* _Task prompt_: Extract every line that contains the word "grid".

Excerpt from a dataset:
______

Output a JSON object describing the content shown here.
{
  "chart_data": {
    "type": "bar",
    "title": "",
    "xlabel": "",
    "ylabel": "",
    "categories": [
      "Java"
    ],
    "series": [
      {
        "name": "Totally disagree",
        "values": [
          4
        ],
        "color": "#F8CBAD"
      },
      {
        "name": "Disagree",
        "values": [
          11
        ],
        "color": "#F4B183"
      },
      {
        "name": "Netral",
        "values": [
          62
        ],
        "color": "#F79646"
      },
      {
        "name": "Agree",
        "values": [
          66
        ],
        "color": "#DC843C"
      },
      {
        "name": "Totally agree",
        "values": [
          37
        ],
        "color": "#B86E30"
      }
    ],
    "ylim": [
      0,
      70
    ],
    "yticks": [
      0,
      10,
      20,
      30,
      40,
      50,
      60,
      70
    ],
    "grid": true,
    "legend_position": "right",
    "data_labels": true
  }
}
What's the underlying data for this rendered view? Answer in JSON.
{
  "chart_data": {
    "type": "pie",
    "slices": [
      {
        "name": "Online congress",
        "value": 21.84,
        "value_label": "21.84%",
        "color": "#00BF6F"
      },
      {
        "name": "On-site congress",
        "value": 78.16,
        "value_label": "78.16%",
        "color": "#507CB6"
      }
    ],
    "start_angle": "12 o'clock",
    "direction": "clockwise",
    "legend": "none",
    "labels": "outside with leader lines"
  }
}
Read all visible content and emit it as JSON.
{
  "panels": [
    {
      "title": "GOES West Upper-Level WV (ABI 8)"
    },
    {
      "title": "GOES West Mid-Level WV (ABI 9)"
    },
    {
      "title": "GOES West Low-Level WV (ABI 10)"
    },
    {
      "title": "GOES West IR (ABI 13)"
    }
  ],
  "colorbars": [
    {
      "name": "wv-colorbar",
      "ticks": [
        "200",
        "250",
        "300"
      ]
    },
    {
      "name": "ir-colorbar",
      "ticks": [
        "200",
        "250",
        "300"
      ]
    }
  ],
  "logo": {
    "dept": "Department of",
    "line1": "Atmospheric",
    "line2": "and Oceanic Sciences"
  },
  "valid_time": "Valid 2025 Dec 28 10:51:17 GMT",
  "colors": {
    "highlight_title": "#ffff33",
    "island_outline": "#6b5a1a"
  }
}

______

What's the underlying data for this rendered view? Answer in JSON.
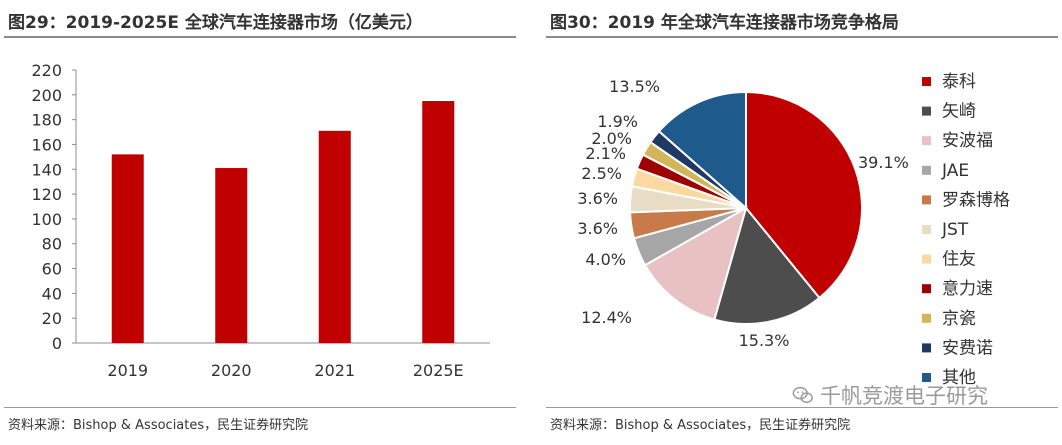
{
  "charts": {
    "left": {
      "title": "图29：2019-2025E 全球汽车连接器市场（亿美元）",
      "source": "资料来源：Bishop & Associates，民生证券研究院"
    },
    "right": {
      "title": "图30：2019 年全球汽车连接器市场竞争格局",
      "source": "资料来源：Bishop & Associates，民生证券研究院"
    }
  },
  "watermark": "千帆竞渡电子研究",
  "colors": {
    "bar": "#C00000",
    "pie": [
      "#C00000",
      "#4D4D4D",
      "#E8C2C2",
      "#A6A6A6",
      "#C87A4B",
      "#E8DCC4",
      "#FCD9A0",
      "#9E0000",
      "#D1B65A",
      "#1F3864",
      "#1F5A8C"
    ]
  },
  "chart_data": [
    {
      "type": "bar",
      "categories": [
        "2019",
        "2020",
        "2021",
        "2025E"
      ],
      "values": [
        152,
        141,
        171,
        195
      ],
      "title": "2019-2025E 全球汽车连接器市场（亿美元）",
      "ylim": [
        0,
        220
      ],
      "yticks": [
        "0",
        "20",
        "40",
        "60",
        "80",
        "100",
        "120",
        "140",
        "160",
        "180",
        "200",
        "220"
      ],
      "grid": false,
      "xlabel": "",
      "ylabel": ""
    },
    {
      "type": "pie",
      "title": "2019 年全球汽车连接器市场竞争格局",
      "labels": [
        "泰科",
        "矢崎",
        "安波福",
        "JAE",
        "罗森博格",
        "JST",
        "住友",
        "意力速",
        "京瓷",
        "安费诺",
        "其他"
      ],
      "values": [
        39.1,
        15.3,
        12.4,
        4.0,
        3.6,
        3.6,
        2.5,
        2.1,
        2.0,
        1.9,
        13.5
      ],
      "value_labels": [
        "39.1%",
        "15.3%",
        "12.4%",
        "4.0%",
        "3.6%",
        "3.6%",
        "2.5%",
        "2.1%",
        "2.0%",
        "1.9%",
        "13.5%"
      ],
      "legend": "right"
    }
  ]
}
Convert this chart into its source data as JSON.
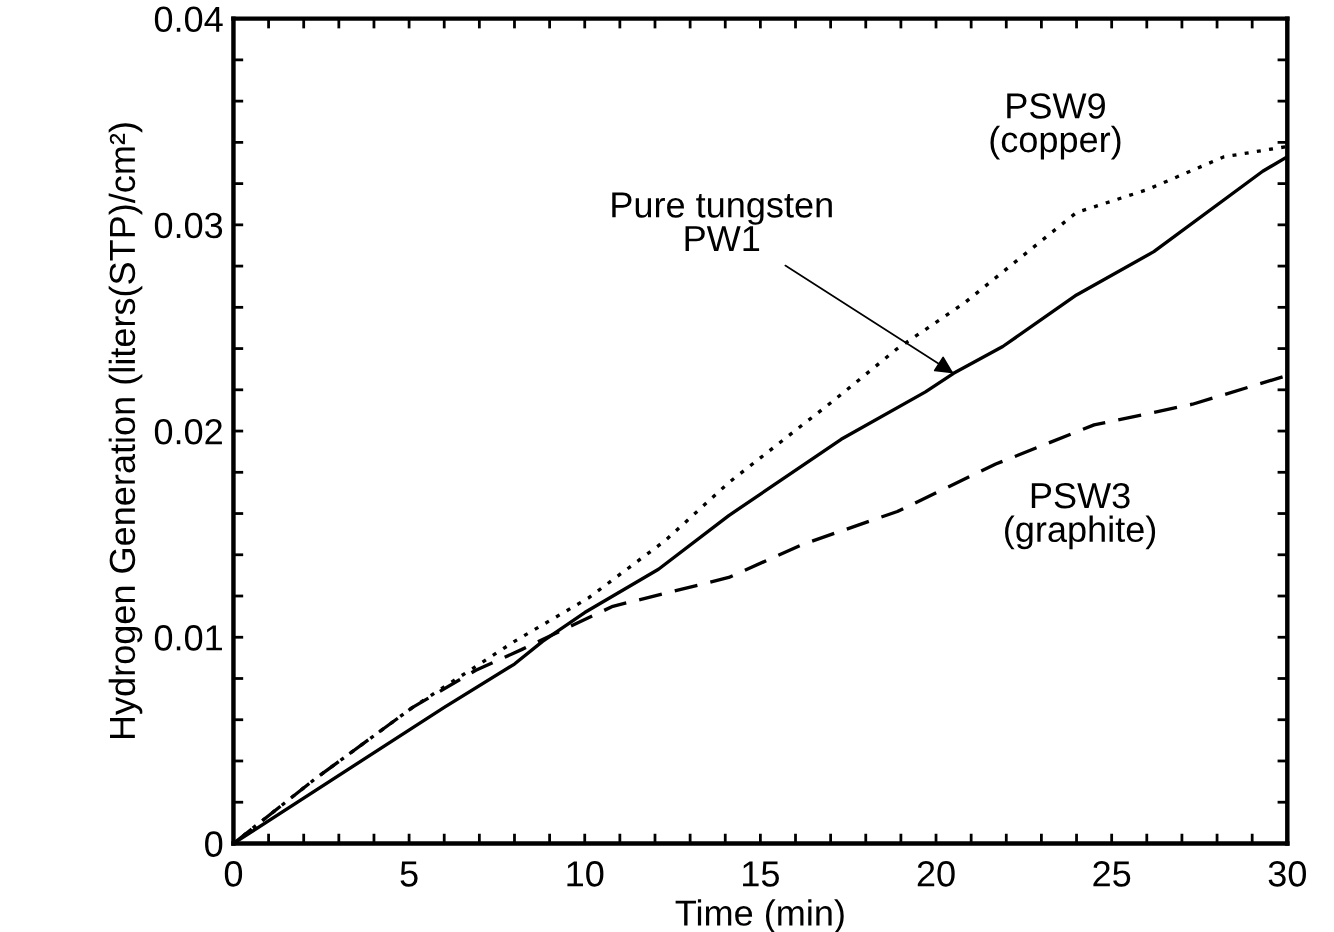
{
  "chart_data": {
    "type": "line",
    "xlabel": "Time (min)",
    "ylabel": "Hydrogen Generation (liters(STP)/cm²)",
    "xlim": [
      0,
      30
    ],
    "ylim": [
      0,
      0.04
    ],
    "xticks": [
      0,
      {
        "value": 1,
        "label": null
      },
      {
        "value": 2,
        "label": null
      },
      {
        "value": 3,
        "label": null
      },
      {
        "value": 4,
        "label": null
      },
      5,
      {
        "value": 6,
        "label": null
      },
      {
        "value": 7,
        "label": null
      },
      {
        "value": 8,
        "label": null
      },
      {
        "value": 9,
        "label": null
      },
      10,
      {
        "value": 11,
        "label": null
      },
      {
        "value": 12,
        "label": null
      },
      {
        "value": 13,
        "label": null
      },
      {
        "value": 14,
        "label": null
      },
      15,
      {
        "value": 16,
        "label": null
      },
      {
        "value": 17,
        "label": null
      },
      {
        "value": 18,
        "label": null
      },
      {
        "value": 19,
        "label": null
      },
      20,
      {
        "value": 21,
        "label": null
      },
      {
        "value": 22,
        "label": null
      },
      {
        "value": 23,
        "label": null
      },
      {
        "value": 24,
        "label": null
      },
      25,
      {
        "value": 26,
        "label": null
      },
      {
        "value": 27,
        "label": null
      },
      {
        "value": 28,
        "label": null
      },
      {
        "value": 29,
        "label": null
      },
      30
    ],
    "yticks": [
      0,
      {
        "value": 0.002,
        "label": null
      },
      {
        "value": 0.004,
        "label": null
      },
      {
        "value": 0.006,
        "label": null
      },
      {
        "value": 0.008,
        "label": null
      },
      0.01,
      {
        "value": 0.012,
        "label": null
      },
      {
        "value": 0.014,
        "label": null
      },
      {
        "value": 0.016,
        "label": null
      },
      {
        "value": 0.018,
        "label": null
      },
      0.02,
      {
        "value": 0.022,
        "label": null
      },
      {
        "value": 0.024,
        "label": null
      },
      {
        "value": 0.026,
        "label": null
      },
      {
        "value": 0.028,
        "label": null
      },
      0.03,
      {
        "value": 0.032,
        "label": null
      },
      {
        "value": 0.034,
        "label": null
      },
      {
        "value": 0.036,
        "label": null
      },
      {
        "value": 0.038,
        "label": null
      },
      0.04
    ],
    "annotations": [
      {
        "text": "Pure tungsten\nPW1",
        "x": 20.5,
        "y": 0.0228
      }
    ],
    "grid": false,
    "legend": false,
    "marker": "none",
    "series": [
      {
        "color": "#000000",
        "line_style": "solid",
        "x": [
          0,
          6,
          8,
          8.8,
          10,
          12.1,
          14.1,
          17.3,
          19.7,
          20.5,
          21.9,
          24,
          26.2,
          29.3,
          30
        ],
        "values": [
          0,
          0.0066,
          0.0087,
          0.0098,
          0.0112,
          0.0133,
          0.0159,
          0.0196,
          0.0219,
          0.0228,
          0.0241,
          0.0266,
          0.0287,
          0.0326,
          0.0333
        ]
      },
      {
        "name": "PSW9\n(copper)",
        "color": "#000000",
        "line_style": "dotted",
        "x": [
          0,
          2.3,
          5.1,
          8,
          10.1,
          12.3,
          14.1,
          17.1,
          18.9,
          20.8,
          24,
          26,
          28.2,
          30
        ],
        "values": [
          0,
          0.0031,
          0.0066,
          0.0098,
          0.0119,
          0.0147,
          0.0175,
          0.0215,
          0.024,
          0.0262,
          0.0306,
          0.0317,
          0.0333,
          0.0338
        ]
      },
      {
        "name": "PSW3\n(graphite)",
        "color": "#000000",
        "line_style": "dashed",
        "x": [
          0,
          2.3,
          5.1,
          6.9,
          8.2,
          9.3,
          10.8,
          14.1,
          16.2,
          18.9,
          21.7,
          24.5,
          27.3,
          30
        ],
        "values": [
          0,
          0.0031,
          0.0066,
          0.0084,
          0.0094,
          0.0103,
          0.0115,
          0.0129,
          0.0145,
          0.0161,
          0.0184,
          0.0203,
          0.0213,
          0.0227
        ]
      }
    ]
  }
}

______

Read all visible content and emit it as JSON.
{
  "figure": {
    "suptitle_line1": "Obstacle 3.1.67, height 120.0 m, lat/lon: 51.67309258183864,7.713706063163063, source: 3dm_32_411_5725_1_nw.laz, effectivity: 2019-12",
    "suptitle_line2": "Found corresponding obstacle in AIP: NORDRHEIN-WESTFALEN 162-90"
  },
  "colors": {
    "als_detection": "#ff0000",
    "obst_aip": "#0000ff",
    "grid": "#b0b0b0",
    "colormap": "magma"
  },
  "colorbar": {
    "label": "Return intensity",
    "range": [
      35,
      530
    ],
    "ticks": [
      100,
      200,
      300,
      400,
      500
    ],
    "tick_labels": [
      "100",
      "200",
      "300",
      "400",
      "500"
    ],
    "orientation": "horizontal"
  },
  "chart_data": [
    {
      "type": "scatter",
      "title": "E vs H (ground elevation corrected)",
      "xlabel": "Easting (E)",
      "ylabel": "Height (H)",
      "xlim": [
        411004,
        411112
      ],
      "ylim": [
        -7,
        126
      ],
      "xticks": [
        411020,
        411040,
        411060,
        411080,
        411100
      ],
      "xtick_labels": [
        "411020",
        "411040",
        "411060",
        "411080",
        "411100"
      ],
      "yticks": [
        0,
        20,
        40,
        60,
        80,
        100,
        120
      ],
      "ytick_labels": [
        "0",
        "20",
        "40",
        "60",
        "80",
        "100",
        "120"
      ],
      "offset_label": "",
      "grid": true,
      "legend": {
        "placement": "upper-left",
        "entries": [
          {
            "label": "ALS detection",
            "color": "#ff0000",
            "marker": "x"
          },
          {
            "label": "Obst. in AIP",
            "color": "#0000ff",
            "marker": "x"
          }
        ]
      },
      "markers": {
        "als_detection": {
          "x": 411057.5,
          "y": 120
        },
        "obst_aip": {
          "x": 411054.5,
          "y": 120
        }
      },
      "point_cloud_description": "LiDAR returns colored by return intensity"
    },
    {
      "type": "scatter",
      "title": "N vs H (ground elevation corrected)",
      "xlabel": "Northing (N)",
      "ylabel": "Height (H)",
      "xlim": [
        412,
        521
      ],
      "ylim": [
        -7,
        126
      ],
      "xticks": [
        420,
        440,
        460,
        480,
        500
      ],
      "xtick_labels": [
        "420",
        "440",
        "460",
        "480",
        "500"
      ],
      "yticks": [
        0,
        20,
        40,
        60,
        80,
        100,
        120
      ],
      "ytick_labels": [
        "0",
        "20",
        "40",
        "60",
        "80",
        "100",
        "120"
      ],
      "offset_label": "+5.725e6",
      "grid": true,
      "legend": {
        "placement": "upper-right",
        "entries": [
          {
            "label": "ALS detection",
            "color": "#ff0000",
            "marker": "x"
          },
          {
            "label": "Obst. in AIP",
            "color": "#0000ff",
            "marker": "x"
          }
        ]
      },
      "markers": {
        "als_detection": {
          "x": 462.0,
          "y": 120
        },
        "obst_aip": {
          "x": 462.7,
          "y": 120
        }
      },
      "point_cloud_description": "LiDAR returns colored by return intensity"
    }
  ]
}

______

* _Expected output_:
    "grid": true,
      "grid": false,
    "grid": false,
    "grid": "#b0b0b0",
      "grid": true,
      "grid": true,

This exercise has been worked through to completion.